Der Bachmannsaal erstrahlt in neuem Glanz

Der Bachmannsaal im Freulerpalast dient der Öffentlichkeit als Trauungszimmer, dem Museum und der Stiftung als Sitzungszimmer. Zurzeit wird der Saal restauriert wie der Präsident des Stiftungsrates, Georg Müller, vor kurzem informierte.



Die Fenster wurden im Stil des Barocks neu in grau gefasst (Bilder:ehuber) Hell strahlt der Saal nach dem neuen Anstrich. Im Vordergrund die schönen
Die Fenster wurden im Stil des Barocks neu in grau gefasst (Bilder:ehuber) Hell strahlt der Saal nach dem neuen Anstrich. Im Vordergrund die schönen

Bereits im Jahre 1740 liess Carl Leonz Bachmann den Eckraum im Freulerpalast als schlichten Festsaal fertigstellen; der Bevölkerung heute unter der Bezeichnung „Bachmannsaal“ bekannt. Bereits 1938 wurde eine erste Gesamtrenovation des Saales vorgenommen. Der Boden wurde mit roten Tonplatten neu verlegt und der Kachelofen, der einst im Bachmannhaus an der Letz stand, wurde bei dieser Erneuerung aufgestellt. Damals sind auch die Fenster und die Heizkörper neu dazugekommen. Die Decke, die bis zu diesem Zeitpunkt mehrmals überstrichen, wurde mit einem Gewebe bespannt und mit Leimfarbe befestigt.

Zu bearbeiten:
**a)** Gib den Abschnitt des Textes über den Bachmannsaal von „Der Bachmannsaal im“ bis „vor kurzem informierte.“ wortgetreu aus.
**b)** Wie lautet der Satz „Bereits 1938 wurde eine erste Gesamtrenovation des Saales vorgenommen.“ aus dem Text über den Bachmannsaal auf Englisch?
**c)** Setze den Text über den Bachmannsaal nach seinem letzten Satz fort.
Die Datensätze sind eigenständiges Material und gehören nicht zum Text über den Bachmannsaal.

Bereitgestellte Datensätze:
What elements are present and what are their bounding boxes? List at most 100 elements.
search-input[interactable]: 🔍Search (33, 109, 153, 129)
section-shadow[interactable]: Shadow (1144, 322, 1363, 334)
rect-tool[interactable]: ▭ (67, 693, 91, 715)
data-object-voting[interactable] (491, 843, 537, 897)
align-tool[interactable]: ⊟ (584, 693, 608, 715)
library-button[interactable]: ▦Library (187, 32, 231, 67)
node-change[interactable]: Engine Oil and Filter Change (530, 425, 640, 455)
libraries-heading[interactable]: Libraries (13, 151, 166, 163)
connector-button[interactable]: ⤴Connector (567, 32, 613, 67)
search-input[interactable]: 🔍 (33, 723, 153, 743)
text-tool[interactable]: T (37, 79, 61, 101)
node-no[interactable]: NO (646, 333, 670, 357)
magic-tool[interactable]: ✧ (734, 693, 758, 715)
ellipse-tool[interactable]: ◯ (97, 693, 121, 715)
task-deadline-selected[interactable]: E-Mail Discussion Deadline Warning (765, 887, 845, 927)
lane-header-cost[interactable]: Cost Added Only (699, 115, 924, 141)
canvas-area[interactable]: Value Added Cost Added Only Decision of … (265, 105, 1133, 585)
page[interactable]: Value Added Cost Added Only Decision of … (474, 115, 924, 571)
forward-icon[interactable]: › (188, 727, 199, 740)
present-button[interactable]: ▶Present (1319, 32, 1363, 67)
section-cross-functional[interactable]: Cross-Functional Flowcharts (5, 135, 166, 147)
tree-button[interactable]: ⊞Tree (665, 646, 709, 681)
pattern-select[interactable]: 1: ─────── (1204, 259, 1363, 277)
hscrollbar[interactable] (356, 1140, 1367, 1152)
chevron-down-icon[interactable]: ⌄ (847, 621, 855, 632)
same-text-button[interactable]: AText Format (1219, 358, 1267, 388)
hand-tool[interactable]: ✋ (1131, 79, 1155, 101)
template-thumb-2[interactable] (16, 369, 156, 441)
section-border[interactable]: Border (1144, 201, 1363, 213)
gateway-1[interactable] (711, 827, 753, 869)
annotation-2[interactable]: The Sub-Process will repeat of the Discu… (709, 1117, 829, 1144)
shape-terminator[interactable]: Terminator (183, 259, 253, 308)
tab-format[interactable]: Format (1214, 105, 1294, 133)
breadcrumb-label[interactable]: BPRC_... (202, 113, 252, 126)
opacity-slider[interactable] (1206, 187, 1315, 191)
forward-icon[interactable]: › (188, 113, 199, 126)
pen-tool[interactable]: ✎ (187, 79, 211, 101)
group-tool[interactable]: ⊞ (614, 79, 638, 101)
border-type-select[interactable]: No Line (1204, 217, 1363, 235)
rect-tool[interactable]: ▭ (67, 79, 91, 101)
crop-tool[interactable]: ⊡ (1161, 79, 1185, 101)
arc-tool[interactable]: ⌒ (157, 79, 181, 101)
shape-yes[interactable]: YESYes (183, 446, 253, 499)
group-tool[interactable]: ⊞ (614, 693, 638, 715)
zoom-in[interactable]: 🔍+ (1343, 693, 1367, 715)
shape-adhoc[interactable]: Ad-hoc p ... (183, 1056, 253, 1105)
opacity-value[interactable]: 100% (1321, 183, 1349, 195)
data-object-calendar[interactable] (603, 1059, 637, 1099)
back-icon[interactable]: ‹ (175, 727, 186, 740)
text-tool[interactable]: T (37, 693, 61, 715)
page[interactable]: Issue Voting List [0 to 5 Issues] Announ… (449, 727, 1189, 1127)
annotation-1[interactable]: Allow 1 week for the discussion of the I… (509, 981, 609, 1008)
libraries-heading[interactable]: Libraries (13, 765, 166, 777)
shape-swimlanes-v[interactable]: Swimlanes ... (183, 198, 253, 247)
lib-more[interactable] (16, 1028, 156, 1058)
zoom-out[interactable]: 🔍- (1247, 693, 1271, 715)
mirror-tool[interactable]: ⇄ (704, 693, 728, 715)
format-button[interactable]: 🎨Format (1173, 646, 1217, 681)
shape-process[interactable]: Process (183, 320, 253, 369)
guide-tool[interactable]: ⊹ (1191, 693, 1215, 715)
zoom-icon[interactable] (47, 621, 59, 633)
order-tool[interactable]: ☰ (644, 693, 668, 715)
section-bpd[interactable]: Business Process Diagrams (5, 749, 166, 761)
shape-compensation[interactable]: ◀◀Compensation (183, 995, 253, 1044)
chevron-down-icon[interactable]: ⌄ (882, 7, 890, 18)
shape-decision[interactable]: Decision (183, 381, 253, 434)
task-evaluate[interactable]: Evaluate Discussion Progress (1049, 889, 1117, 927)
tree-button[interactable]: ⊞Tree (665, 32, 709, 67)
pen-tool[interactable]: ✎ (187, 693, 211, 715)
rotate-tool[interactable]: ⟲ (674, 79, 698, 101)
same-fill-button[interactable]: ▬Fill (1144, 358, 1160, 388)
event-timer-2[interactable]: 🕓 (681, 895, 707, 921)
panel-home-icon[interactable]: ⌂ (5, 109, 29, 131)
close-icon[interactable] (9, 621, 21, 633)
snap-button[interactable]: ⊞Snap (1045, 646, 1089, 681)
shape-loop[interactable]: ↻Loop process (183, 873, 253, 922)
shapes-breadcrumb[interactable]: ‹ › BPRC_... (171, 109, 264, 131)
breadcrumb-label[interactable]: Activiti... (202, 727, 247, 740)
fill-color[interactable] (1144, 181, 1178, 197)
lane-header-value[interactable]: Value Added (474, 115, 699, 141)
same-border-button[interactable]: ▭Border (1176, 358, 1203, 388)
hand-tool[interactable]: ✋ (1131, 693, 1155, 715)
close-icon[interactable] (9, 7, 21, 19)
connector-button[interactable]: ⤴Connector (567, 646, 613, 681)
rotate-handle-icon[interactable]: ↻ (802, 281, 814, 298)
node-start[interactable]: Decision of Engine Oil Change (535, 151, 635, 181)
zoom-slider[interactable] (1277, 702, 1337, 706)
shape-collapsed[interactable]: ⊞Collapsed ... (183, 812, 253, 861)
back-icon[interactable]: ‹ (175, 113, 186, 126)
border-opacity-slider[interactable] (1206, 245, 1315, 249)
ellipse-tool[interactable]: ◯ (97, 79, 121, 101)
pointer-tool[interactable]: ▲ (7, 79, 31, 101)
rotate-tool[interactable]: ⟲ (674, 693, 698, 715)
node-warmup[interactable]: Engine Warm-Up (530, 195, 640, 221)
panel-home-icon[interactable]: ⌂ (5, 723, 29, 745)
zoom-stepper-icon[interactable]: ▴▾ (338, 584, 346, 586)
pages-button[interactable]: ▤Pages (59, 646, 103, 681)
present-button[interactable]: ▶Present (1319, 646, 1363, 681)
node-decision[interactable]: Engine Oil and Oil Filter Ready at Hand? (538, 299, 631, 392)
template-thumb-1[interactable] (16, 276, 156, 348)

Antworten je Aufgabe:
**a)**
Der Bachmannsaal im Freulerpalast dient der Öffentlichkeit als Trauungszimmer, dem Museum und der Stiftung als Sitzungszimmer. Zurzeit wird der Saal restauriert wie der Präsident des Stiftungsrates, Georg Müller, vor kurzem informierte.

**b)** A first complete renovation of the hall was already carried out in 1938.

**c)**
Viele Schäden im Laufe der Jahre

In den letzten Jahren zeigten sich immer mehr Schäden an Wänden und Decke, sodass man im August 2008 die bekannte Firma Fontana & Fontana beauftragte, den Saal zu untersuchen, um die Grundlage für einen Entscheid für eine fachgerechte Restaurierung zu erarbeiten. Nach einem Entscheid des Stiftungsrates im Herbst 2009 begann die Firma Mitte Januar 2010 mit den Arbeiten. Vorgesehen ist das Wappen der Bachmanns in der Deckenmitte farbig zu gestalten. Als Vorlage dient das Wappenbuch des Kantons Glarus und heraldische Grundlagen. Der Rahmen mit dem Verdienstkreuz wird in einem diskreten hellgrau gefasst.

Trauungs- und Sitzungszimmer

Bis 1988 diente der Saal allen Behörden von Näfels als Sitzungszimmer. Nachdem die Gemeinde die Schulhausanlage des Klosters übernommen hatte, wurde der Saal, der stark abgedunkelt war, mit einer Dispersionsfarbe überstrichen. Ab April wird nun der Bachmannsaal wieder im neuen Glanz erstrahlen und dient der Öffentlichkeit als Trauungszimmer, dem Museum und der Stiftung als Sitzungszimmer.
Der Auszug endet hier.